- GIVEN EXERCISE
Reproduce the data below in full and exclude every picture.
━━━━━ EXCERPTED DATA
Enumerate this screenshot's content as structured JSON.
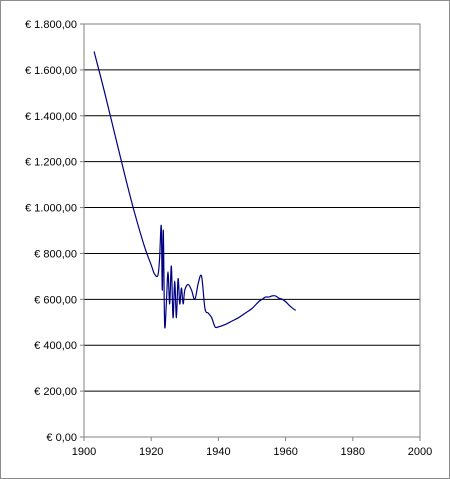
{
  "chart_data": {
    "type": "line",
    "title": "",
    "xlabel": "",
    "ylabel": "",
    "xlim": [
      1900,
      2000
    ],
    "ylim": [
      0,
      1800
    ],
    "grid": "horizontal",
    "legend": "none",
    "x_ticks": [
      "1900",
      "1920",
      "1940",
      "1960",
      "1980",
      "2000"
    ],
    "y_ticks": [
      "€ 0,00",
      "€ 200,00",
      "€ 400,00",
      "€ 600,00",
      "€ 800,00",
      "€ 1.000,00",
      "€ 1.200,00",
      "€ 1.400,00",
      "€ 1.600,00",
      "€ 1.800,00"
    ],
    "series": [
      {
        "color": "#000080",
        "x": [
          1903,
          1906,
          1909,
          1912,
          1915,
          1918,
          1920,
          1921,
          1922,
          1922.5,
          1923,
          1923.3,
          1923.6,
          1924,
          1924.5,
          1925,
          1925.5,
          1926,
          1926.5,
          1927,
          1927.5,
          1928,
          1928.5,
          1929,
          1929.5,
          1930,
          1931,
          1932,
          1933,
          1934,
          1935,
          1936,
          1937,
          1938,
          1939,
          1940,
          1942,
          1944,
          1946,
          1948,
          1950,
          1952,
          1953,
          1954,
          1955,
          1956,
          1957,
          1958,
          1959,
          1960,
          1961,
          1962,
          1963
        ],
        "y": [
          1680,
          1510,
          1330,
          1150,
          980,
          830,
          750,
          710,
          705,
          780,
          920,
          640,
          900,
          490,
          580,
          720,
          580,
          745,
          520,
          680,
          520,
          690,
          580,
          650,
          580,
          640,
          665,
          640,
          600,
          670,
          700,
          560,
          540,
          520,
          480,
          480,
          490,
          505,
          520,
          540,
          560,
          590,
          600,
          610,
          610,
          615,
          615,
          605,
          600,
          590,
          575,
          562,
          552
        ]
      }
    ]
  }
}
━━━━━━━━━━
- RESPONSE
Enumerate this screenshot's content as structured JSON.
{
  "chart_data": {
    "type": "line",
    "title": "",
    "xlabel": "",
    "ylabel": "",
    "xlim": [
      1900,
      2000
    ],
    "ylim": [
      0,
      1800
    ],
    "grid": "horizontal",
    "legend": "none",
    "x_ticks": [
      "1900",
      "1920",
      "1940",
      "1960",
      "1980",
      "2000"
    ],
    "y_ticks": [
      "€ 0,00",
      "€ 200,00",
      "€ 400,00",
      "€ 600,00",
      "€ 800,00",
      "€ 1.000,00",
      "€ 1.200,00",
      "€ 1.400,00",
      "€ 1.600,00",
      "€ 1.800,00"
    ],
    "series": [
      {
        "color": "#000080",
        "x": [
          1903,
          1906,
          1909,
          1912,
          1915,
          1918,
          1920,
          1921,
          1922,
          1922.5,
          1923,
          1923.3,
          1923.6,
          1924,
          1924.5,
          1925,
          1925.5,
          1926,
          1926.5,
          1927,
          1927.5,
          1928,
          1928.5,
          1929,
          1929.5,
          1930,
          1931,
          1932,
          1933,
          1934,
          1935,
          1936,
          1937,
          1938,
          1939,
          1940,
          1942,
          1944,
          1946,
          1948,
          1950,
          1952,
          1953,
          1954,
          1955,
          1956,
          1957,
          1958,
          1959,
          1960,
          1961,
          1962,
          1963
        ],
        "y": [
          1680,
          1510,
          1330,
          1150,
          980,
          830,
          750,
          710,
          705,
          780,
          920,
          640,
          900,
          490,
          580,
          720,
          580,
          745,
          520,
          680,
          520,
          690,
          580,
          650,
          580,
          640,
          665,
          640,
          600,
          670,
          700,
          560,
          540,
          520,
          480,
          480,
          490,
          505,
          520,
          540,
          560,
          590,
          600,
          610,
          610,
          615,
          615,
          605,
          600,
          590,
          575,
          562,
          552
        ]
      }
    ]
  }
}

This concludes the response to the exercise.